PROBLEM: Take the entries below and print all of them exactly, please.

GIVEN RECORDS:
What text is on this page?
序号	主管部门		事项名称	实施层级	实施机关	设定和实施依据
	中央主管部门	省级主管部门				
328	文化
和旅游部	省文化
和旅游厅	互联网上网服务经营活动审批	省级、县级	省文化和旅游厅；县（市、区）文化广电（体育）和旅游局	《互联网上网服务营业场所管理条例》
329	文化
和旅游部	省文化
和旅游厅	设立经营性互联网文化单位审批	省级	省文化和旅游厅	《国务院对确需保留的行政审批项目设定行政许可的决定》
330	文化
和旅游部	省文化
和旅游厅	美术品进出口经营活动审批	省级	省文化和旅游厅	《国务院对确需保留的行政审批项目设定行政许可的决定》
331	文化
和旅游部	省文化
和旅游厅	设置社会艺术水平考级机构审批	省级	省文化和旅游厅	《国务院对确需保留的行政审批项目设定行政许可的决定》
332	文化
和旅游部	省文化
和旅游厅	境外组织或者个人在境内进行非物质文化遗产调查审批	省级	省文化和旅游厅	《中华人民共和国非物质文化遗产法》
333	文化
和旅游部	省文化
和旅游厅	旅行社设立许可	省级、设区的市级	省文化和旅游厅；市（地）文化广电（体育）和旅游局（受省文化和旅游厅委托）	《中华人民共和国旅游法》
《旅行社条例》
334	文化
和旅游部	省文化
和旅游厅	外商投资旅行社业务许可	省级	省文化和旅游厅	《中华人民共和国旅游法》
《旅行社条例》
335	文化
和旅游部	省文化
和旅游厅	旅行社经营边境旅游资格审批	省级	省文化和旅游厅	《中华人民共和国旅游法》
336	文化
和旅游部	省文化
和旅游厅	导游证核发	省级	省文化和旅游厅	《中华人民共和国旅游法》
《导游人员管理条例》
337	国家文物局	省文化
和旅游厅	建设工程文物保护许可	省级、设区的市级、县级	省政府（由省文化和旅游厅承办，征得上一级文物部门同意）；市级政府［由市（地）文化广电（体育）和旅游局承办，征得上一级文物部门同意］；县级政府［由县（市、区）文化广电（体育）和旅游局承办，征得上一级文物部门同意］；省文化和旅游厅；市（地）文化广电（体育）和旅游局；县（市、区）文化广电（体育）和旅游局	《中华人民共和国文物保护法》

ANSWER BELOW:
What text is on this page?
序号	主管部门		事项名称	实施层级	实施机关	设定和实施依据
	中央主管部门	省级主管部门				
328	文化
和旅游部	省文化
和旅游厅	互联网上网服务经营活动审批	省级、县级	省文化和旅游厅；县（市、区）文化广电（体育）和旅游局	《互联网上网服务营业场所管理条例》
329	文化
和旅游部	省文化
和旅游厅	设立经营性互联网文化单位审批	省级	省文化和旅游厅	《国务院对确需保留的行政审批项目设定行政许可的决定》
330	文化
和旅游部	省文化
和旅游厅	美术品进出口经营活动审批	省级	省文化和旅游厅	《国务院对确需保留的行政审批项目设定行政许可的决定》
331	文化
和旅游部	省文化
和旅游厅	设置社会艺术水平考级机构审批	省级	省文化和旅游厅	《国务院对确需保留的行政审批项目设定行政许可的决定》
332	文化
和旅游部	省文化
和旅游厅	境外组织或者个人在境内进行非物质文化遗产调查审批	省级	省文化和旅游厅	《中华人民共和国非物质文化遗产法》
333	文化
和旅游部	省文化
和旅游厅	旅行社设立许可	省级、设区的市级	省文化和旅游厅；市（地）文化广电（体育）和旅游局（受省文化和旅游厅委托）	《中华人民共和国旅游法》
《旅行社条例》
334	文化
和旅游部	省文化
和旅游厅	外商投资旅行社业务许可	省级	省文化和旅游厅	《中华人民共和国旅游法》
《旅行社条例》
335	文化
和旅游部	省文化
和旅游厅	旅行社经营边境旅游资格审批	省级	省文化和旅游厅	《中华人民共和国旅游法》
336	文化
和旅游部	省文化
和旅游厅	导游证核发	省级	省文化和旅游厅	《中华人民共和国旅游法》
《导游人员管理条例》
337	国家文物局	省文化
和旅游厅	建设工程文物保护许可	省级、设区的市级、县级	省政府（由省文化和旅游厅承办，征得上一级文物部门同意）；市级政府［由市（地）文化广电（体育）和旅游局承办，征得上一级文物部门同意］；县级政府［由县（市、区）文化广电（体育）和旅游局承办，征得上一级文物部门同意］；省文化和旅游厅；市（地）文化广电（体育）和旅游局；县（市、区）文化广电（体育）和旅游局	《中华人民共和国文物保护法》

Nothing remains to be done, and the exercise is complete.